Data extract START
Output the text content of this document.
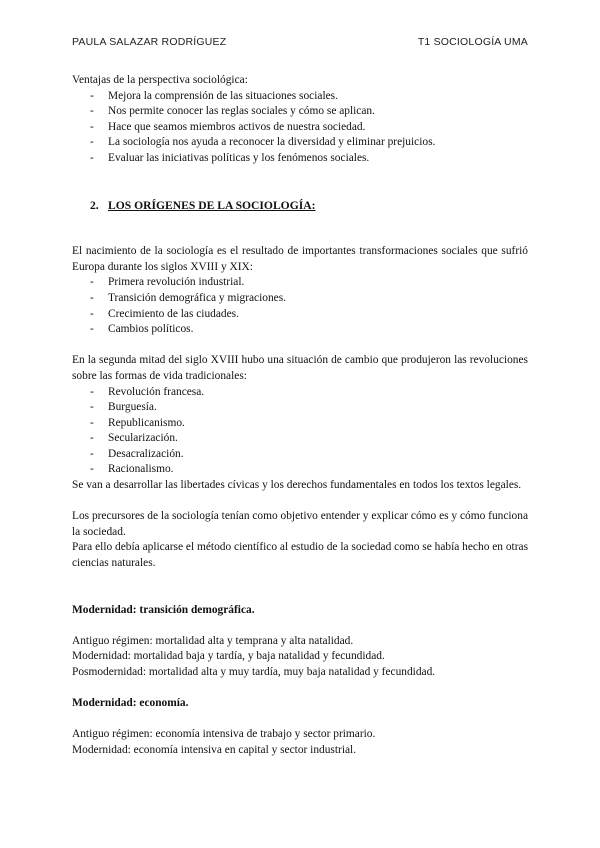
PAULA SALAZAR RODRÍGUEZ	T1 SOCIOLOGÍA UMA

Ventajas de la perspectiva sociológica:

- Mejora la comprensión de las situaciones sociales.
- Nos permite conocer las reglas sociales y cómo se aplican.
- Hace que seamos miembros activos de nuestra sociedad.
- La sociología nos ayuda a reconocer la diversidad y eliminar prejuicios.
- Evaluar las iniciativas políticas y los fenómenos sociales.

2. LOS ORÍGENES DE LA SOCIOLOGÍA:

El nacimiento de la sociología es el resultado de importantes transformaciones sociales que sufrió Europa durante los siglos XVIII y XIX:

- Primera revolución industrial.
- Transición demográfica y migraciones.
- Crecimiento de las ciudades.
- Cambios políticos.

En la segunda mitad del siglo XVIII hubo una situación de cambio que produjeron las revoluciones sobre las formas de vida tradicionales:

- Revolución francesa.
- Burguesía.
- Republicanismo.
- Secularización.
- Desacralización.
- Racionalismo.

Se van a desarrollar las libertades cívicas y los derechos fundamentales en todos los textos legales.

Los precursores de la sociología tenían como objetivo entender y explicar cómo es y cómo funciona la sociedad.

Para ello debía aplicarse el método científico al estudio de la sociedad como se había hecho en otras ciencias naturales.

Modernidad: transición demográfica.

Antiguo régimen: mortalidad alta y temprana y alta natalidad.

Modernidad: mortalidad baja y tardía, y baja natalidad y fecundidad.

Posmodernidad: mortalidad alta y muy tardía, muy baja natalidad y fecundidad.

Modernidad: economía.

Antiguo régimen: economía intensiva de trabajo y sector primario.

Modernidad: economía intensiva en capital y sector industrial.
Data extract END
Instructions to follow: Every line above that contains the word "mortalidad" should be reported.

Answer box:
Antiguo régimen: mortalidad alta y temprana y alta natalidad.
Modernidad: mortalidad baja y tardía, y baja natalidad y fecundidad.
Posmodernidad: mortalidad alta y muy tardía, muy baja natalidad y fecundidad.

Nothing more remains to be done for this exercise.